WHAT YOU SHOULD DO ::
Skip any picture you find and retype all the remaining lines exactly.

=== RECORDS FOR THIS EXERCISE ===

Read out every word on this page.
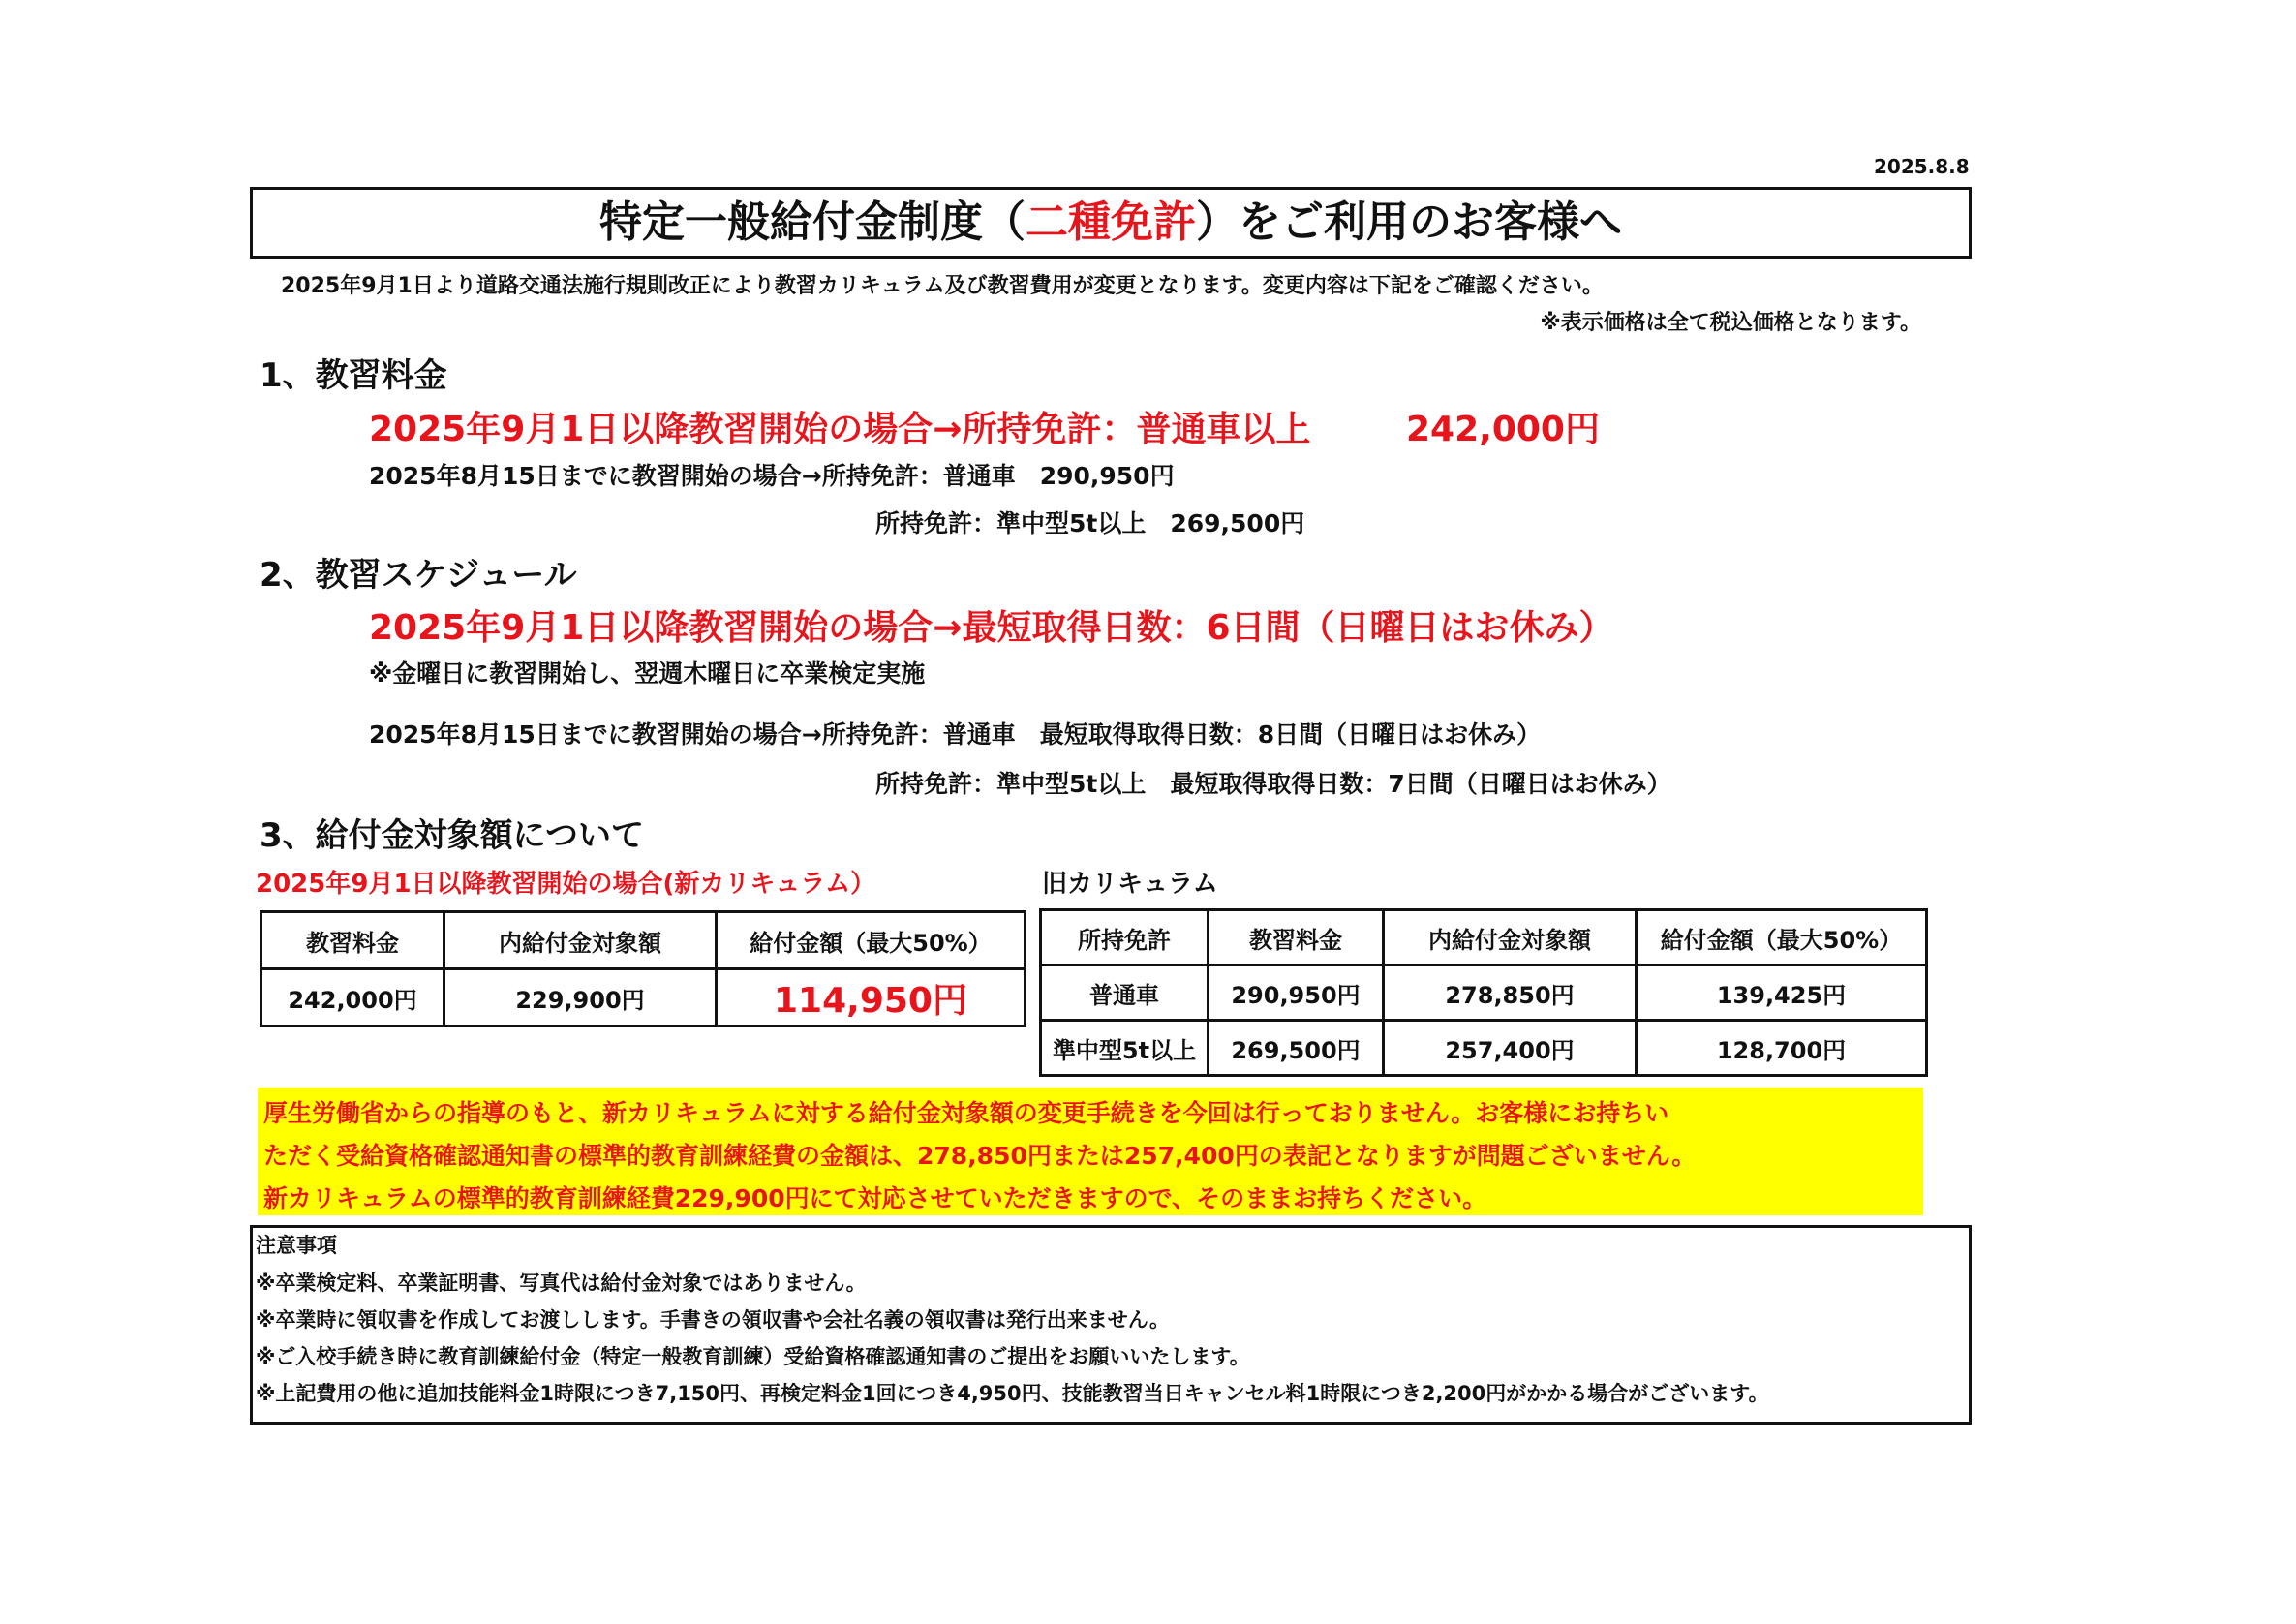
2025.8.8
特定一般給付金制度（二種免許）をご利用のお客様へ
2025年9月1日より道路交通法施行規則改正により教習カリキュラム及び教習費用が変更となります。変更内容は下記をご確認ください。
※表示価格は全て税込価格となります。
1、教習料金
2025年9月1日以降教習開始の場合→所持免許：普通車以上	242,000円
2025年8月15日までに教習開始の場合→所持免許：普通車　290,950円
所持免許：準中型5t以上　269,500円
2、教習スケジュール
2025年9月1日以降教習開始の場合→最短取得日数：6日間（日曜日はお休み）
※金曜日に教習開始し、翌週木曜日に卒業検定実施
2025年8月15日までに教習開始の場合→所持免許：普通車　最短取得取得日数：8日間（日曜日はお休み）
所持免許：準中型5t以上　最短取得取得日数：7日間（日曜日はお休み）
3、給付金対象額について
2025年9月1日以降教習開始の場合(新カリキュラム）	旧カリキュラム
教習料金	内給付金対象額	給付金額（最大50%）
242,000円	229,900円	114,950円
所持免許	教習料金	内給付金対象額	給付金額（最大50%）
普通車	290,950円	278,850円	139,425円
準中型5t以上	269,500円	257,400円	128,700円
厚生労働省からの指導のもと、新カリキュラムに対する給付金対象額の変更手続きを今回は行っておりません。お客様にお持ちい
ただく受給資格確認通知書の標準的教育訓練経費の金額は、278,850円または257,400円の表記となりますが問題ございません。
新カリキュラムの標準的教育訓練経費229,900円にて対応させていただきますので、そのままお持ちください。
注意事項
※卒業検定料、卒業証明書、写真代は給付金対象ではありません。
※卒業時に領収書を作成してお渡しします。手書きの領収書や会社名義の領収書は発行出来ません。
※ご入校手続き時に教育訓練給付金（特定一般教育訓練）受給資格確認通知書のご提出をお願いいたします。
※上記費用の他に追加技能料金1時限につき7,150円、再検定料金1回につき4,950円、技能教習当日キャンセル料1時限につき2,200円がかかる場合がございます。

===

WRITTEN SOLUTION ::
Read out every word on this page.
2025.8.8
特定一般給付金制度（二種免許）をご利用のお客様へ
2025年9月1日より道路交通法施行規則改正により教習カリキュラム及び教習費用が変更となります。変更内容は下記をご確認ください。
※表示価格は全て税込価格となります。
1、教習料金
2025年9月1日以降教習開始の場合→所持免許：普通車以上	242,000円
2025年8月15日までに教習開始の場合→所持免許：普通車　290,950円
所持免許：準中型5t以上　269,500円
2、教習スケジュール
2025年9月1日以降教習開始の場合→最短取得日数：6日間（日曜日はお休み）
※金曜日に教習開始し、翌週木曜日に卒業検定実施
2025年8月15日までに教習開始の場合→所持免許：普通車　最短取得取得日数：8日間（日曜日はお休み）
所持免許：準中型5t以上　最短取得取得日数：7日間（日曜日はお休み）
3、給付金対象額について
2025年9月1日以降教習開始の場合(新カリキュラム）	旧カリキュラム
教習料金	内給付金対象額	給付金額（最大50%）
242,000円	229,900円	114,950円
所持免許	教習料金	内給付金対象額	給付金額（最大50%）
普通車	290,950円	278,850円	139,425円
準中型5t以上	269,500円	257,400円	128,700円
厚生労働省からの指導のもと、新カリキュラムに対する給付金対象額の変更手続きを今回は行っておりません。お客様にお持ちい
ただく受給資格確認通知書の標準的教育訓練経費の金額は、278,850円または257,400円の表記となりますが問題ございません。
新カリキュラムの標準的教育訓練経費229,900円にて対応させていただきますので、そのままお持ちください。
注意事項
※卒業検定料、卒業証明書、写真代は給付金対象ではありません。
※卒業時に領収書を作成してお渡しします。手書きの領収書や会社名義の領収書は発行出来ません。
※ご入校手続き時に教育訓練給付金（特定一般教育訓練）受給資格確認通知書のご提出をお願いいたします。
※上記費用の他に追加技能料金1時限につき7,150円、再検定料金1回につき4,950円、技能教習当日キャンセル料1時限につき2,200円がかかる場合がございます。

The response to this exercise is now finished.